* **Short task**
In the records below, find each line containing the word "STOLEN" and copy it.

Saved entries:

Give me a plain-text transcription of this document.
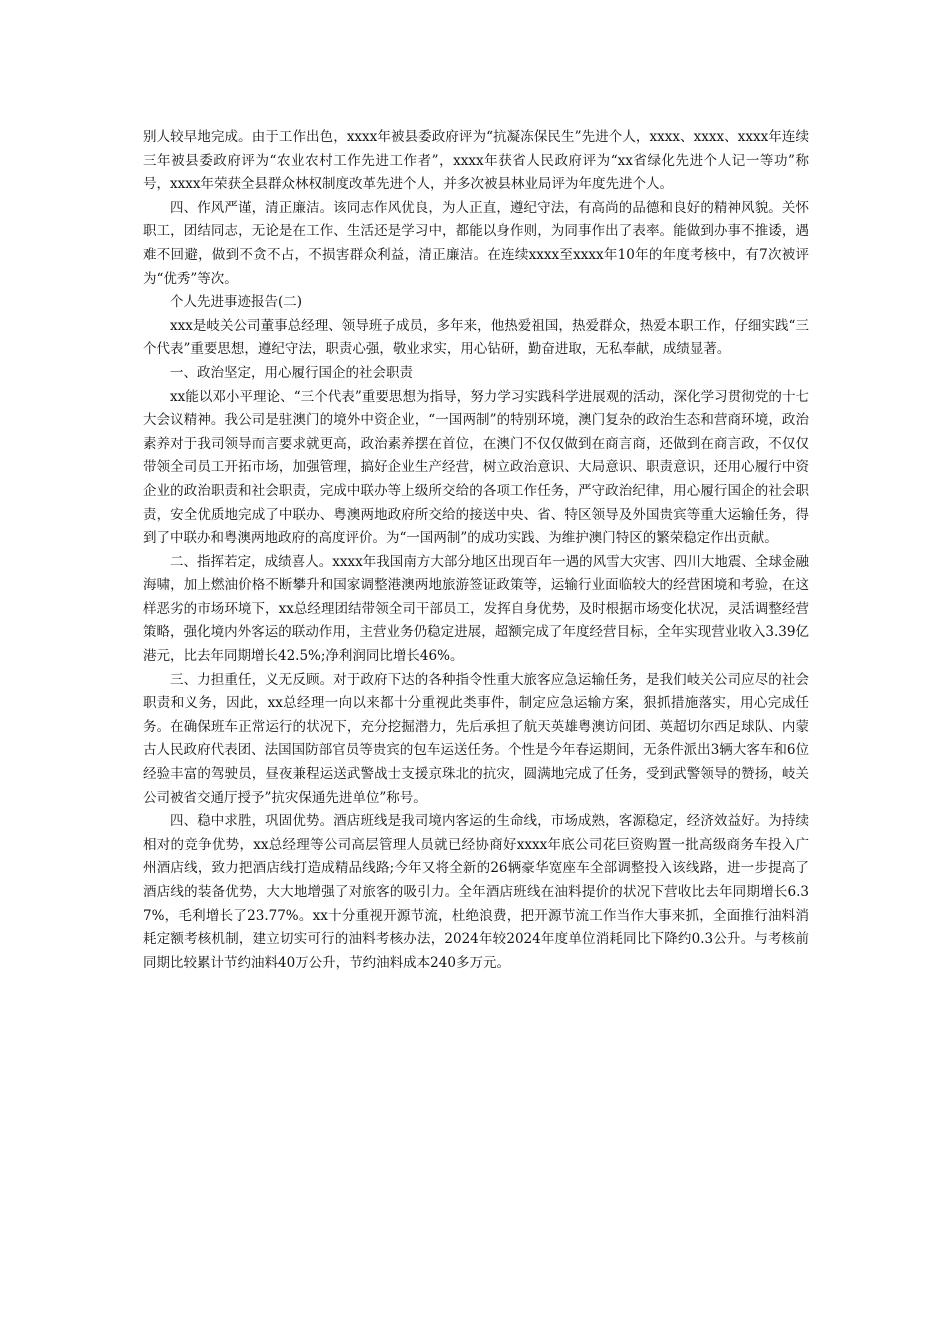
别人较早地完成。由于工作出色，xxxx年被县委政府评为“抗凝冻保民生”先进个人，xxxx、xxxx、xxxx年连续三年被县委政府评为“农业农村工作先进工作者”，xxxx年获省人民政府评为“xx省绿化先进个人记一等功”称号，xxxx年荣获全县群众林权制度改革先进个人，并多次被县林业局评为年度先进个人。

四、作风严谨，清正廉洁。该同志作风优良，为人正直，遵纪守法，有高尚的品德和良好的精神风貌。关怀职工，团结同志，无论是在工作、生活还是学习中，都能以身作则，为同事作出了表率。能做到办事不推诿，遇难不回避，做到不贪不占，不损害群众利益，清正廉洁。在连续xxxx至xxxx年10年的年度考核中，有7次被评为“优秀”等次。

个人先进事迹报告(二)

xxx是岐关公司董事总经理、领导班子成员，多年来，他热爱祖国，热爱群众，热爱本职工作，仔细实践“三个代表”重要思想，遵纪守法，职责心强，敬业求实，用心钻研，勤奋进取，无私奉献，成绩显著。

一、政治坚定，用心履行国企的社会职责

xx能以邓小平理论、“三个代表”重要思想为指导，努力学习实践科学进展观的活动，深化学习贯彻党的十七大会议精神。我公司是驻澳门的境外中资企业，“一国两制”的特别环境，澳门复杂的政治生态和营商环境，政治素养对于我司领导而言要求就更高，政治素养摆在首位，在澳门不仅仅做到在商言商，还做到在商言政，不仅仅带领全司员工开拓市场，加强管理，搞好企业生产经营，树立政治意识、大局意识、职责意识，还用心履行中资企业的政治职责和社会职责，完成中联办等上级所交给的各项工作任务，严守政治纪律，用心履行国企的社会职责，安全优质地完成了中联办、粤澳两地政府所交给的接送中央、省、特区领导及外国贵宾等重大运输任务，得到了中联办和粤澳两地政府的高度评价。为“一国两制”的成功实践、为维护澳门特区的繁荣稳定作出贡献。

二、指挥若定，成绩喜人。xxxx年我国南方大部分地区出现百年一遇的风雪大灾害、四川大地震、全球金融海啸，加上燃油价格不断攀升和国家调整港澳两地旅游签证政策等，运输行业面临较大的经营困境和考验，在这样恶劣的市场环境下，xx总经理团结带领全司干部员工，发挥自身优势，及时根据市场变化状况，灵活调整经营策略，强化境内外客运的联动作用，主营业务仍稳定进展，超额完成了年度经营目标，全年实现营业收入3.39亿港元，比去年同期增长42.5%;净利润同比增长46%。

三、力担重任，义无反顾。对于政府下达的各种指令性重大旅客应急运输任务，是我们岐关公司应尽的社会职责和义务，因此，xx总经理一向以来都十分重视此类事件，制定应急运输方案，狠抓措施落实，用心完成任务。在确保班车正常运行的状况下，充分挖掘潜力，先后承担了航天英雄粤澳访问团、英超切尔西足球队、内蒙古人民政府代表团、法国国防部官员等贵宾的包车运送任务。个性是今年春运期间，无条件派出3辆大客车和6位经验丰富的驾驶员，昼夜兼程运送武警战士支援京珠北的抗灾，圆满地完成了任务，受到武警领导的赞扬，岐关公司被省交通厅授予”抗灾保通先进单位”称号。

四、稳中求胜，巩固优势。酒店班线是我司境内客运的生命线，市场成熟，客源稳定，经济效益好。为持续相对的竞争优势，xx总经理等公司高层管理人员就已经协商好xxxx年底公司花巨资购置一批高级商务车投入广州酒店线，致力把酒店线打造成精品线路;今年又将全新的26辆豪华宽座车全部调整投入该线路，进一步提高了酒店线的装备优势，大大地增强了对旅客的吸引力。全年酒店班线在油料提价的状况下营收比去年同期增长6.37%，毛利增长了23.77%。xx十分重视开源节流，杜绝浪费，把开源节流工作当作大事来抓，全面推行油料消耗定额考核机制，建立切实可行的油料考核办法，2024年较2024年度单位消耗同比下降约0.3公升。与考核前同期比较累计节约油料40万公升，节约油料成本240多万元。
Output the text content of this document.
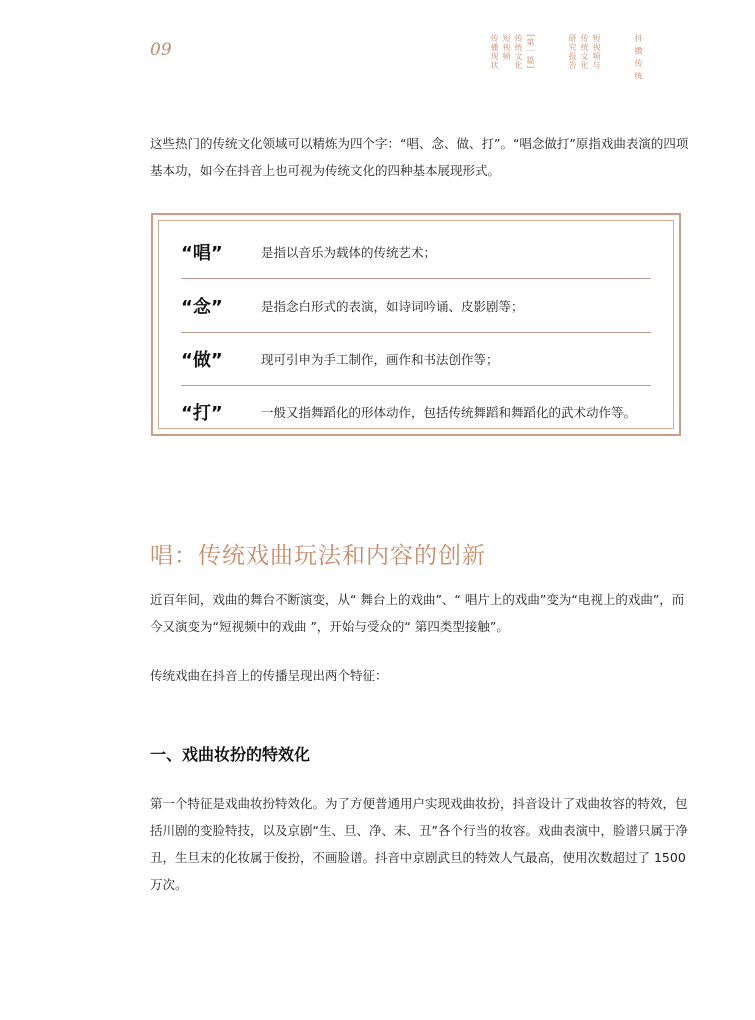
09	抖 擞 传 统
短视频与
传统文化
研究报告
[第一篇]
传统文化
短视频
传播现状
这些热门的传统文化领域可以精炼为四个字：“唱、念、做、打”。“唱念做打”原指戏曲表演的四项基本功，如今在抖音上也可视为传统文化的四种基本展现形式。
“唱”	是指以音乐为载体的传统艺术；
“念”	是指念白形式的表演，如诗词吟诵、皮影剧等；
“做”	现可引申为手工制作，画作和书法创作等；
“打”	一般又指舞蹈化的形体动作，包括传统舞蹈和舞蹈化的武术动作等。
唱：传统戏曲玩法和内容的创新
近百年间，戏曲的舞台不断演变，从“ 舞台上的戏曲”、“ 唱片上的戏曲”变为“电视上的戏曲”，而今又演变为“短视频中的戏曲 ”，开始与受众的“ 第四类型接触”。
传统戏曲在抖音上的传播呈现出两个特征：
一、戏曲妆扮的特效化
第一个特征是戏曲妆扮特效化。为了方便普通用户实现戏曲妆扮，抖音设计了戏曲妆容的特效，包括川剧的变脸特技，以及京剧“生、旦、净、末、丑”各个行当的妆容。戏曲表演中，脸谱只属于净丑，生旦末的化妆属于俊扮，不画脸谱。抖音中京剧武旦的特效人气最高，使用次数超过了 1500 万次。
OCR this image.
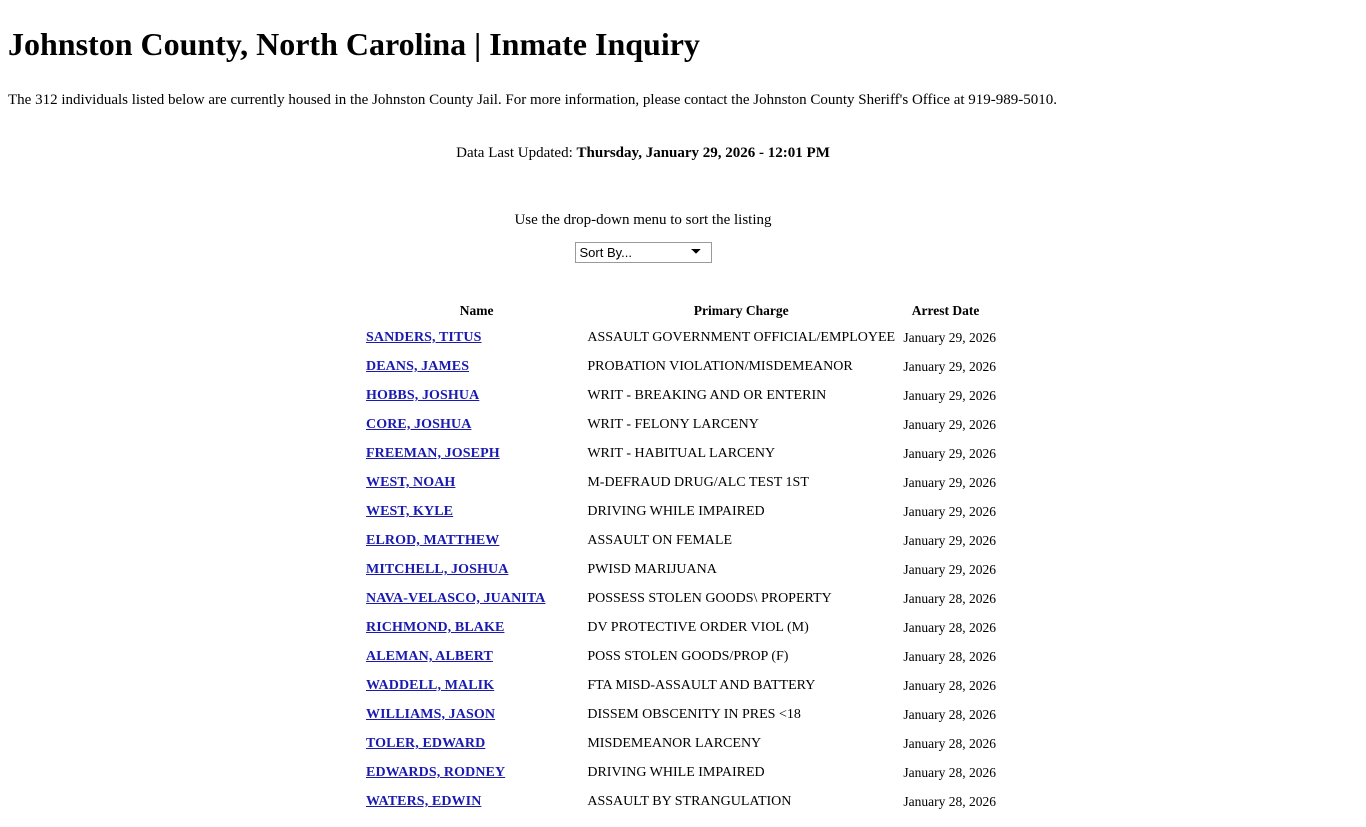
Johnston County, North Carolina | Inmate Inquiry

The 312 individuals listed below are currently housed in the Johnston County Jail. For more information, please contact the Johnston County Sheriff's Office at 919-989-5010.

Data Last Updated: Thursday, January 29, 2026 - 12:01 PM

Use the drop-down menu to sort the listing

Sort By...
Name	Primary Charge	Arrest Date
SANDERS, TITUS	ASSAULT GOVERNMENT OFFICIAL/EMPLOYEE	January 29, 2026
DEANS, JAMES	PROBATION VIOLATION/MISDEMEANOR	January 29, 2026
HOBBS, JOSHUA	WRIT - BREAKING AND OR ENTERIN	January 29, 2026
CORE, JOSHUA	WRIT - FELONY LARCENY	January 29, 2026
FREEMAN, JOSEPH	WRIT - HABITUAL LARCENY	January 29, 2026
WEST, NOAH	M-DEFRAUD DRUG/ALC TEST 1ST	January 29, 2026
WEST, KYLE	DRIVING WHILE IMPAIRED	January 29, 2026
ELROD, MATTHEW	ASSAULT ON FEMALE	January 29, 2026
MITCHELL, JOSHUA	PWISD MARIJUANA	January 29, 2026
NAVA-VELASCO, JUANITA	POSSESS STOLEN GOODS\ PROPERTY	January 28, 2026
RICHMOND, BLAKE	DV PROTECTIVE ORDER VIOL (M)	January 28, 2026
ALEMAN, ALBERT	POSS STOLEN GOODS/PROP (F)	January 28, 2026
WADDELL, MALIK	FTA MISD-ASSAULT AND BATTERY	January 28, 2026
WILLIAMS, JASON	DISSEM OBSCENITY IN PRES <18	January 28, 2026
TOLER, EDWARD	MISDEMEANOR LARCENY	January 28, 2026
EDWARDS, RODNEY	DRIVING WHILE IMPAIRED	January 28, 2026
WATERS, EDWIN	ASSAULT BY STRANGULATION	January 28, 2026
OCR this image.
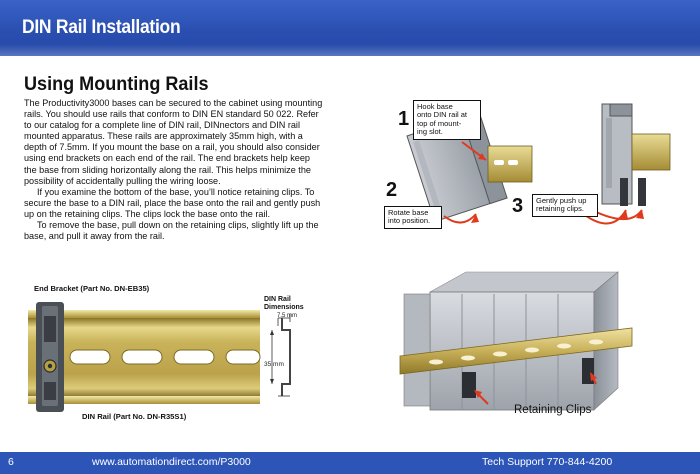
DIN Rail Installation
Using Mounting Rails

The Productivity3000 bases can be secured to the cabinet using mounting rails. You should use rails that conform to DIN EN standard 50 022. Refer to our catalog for a complete line of DIN rail, DINnectors and DIN rail mounted apparatus. These rails are approximately 35mm high, with a depth of 7.5mm. If you mount the base on a rail, you should also consider using end brackets on each end of the rail. The end brackets help keep the base from sliding horizontally along the rail. This helps minimize the possibility of accidentally pulling the wiring loose.

If you examine the bottom of the base, you’ll notice retaining clips. To secure the base to a DIN rail, place the base onto the rail and gently push up on the retaining clips. The clips lock the base onto the rail.

To remove the base, pull down on the retaining clips, slightly lift up the base, and pull it away from the rail.

End Bracket (Part No. DN-EB35)
DIN Rail (Part No. DN-R35S1)
DIN Rail
Dimensions
7.5 mm
35 mm
1
2
3
Hook base
onto DIN rail at
top of mount-
ing slot.
Rotate base
into position.
Gently push up
retaining clips.
Retaining Clips
6	www.automationdirect.com/P3000	Tech Support 770-844-4200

* **Result of the task**
NAVA-VELASCO, JUANITA	POSSESS STOLEN GOODS\ PROPERTY	January 28, 2026
ALEMAN, ALBERT	POSS STOLEN GOODS/PROP (F)	January 28, 2026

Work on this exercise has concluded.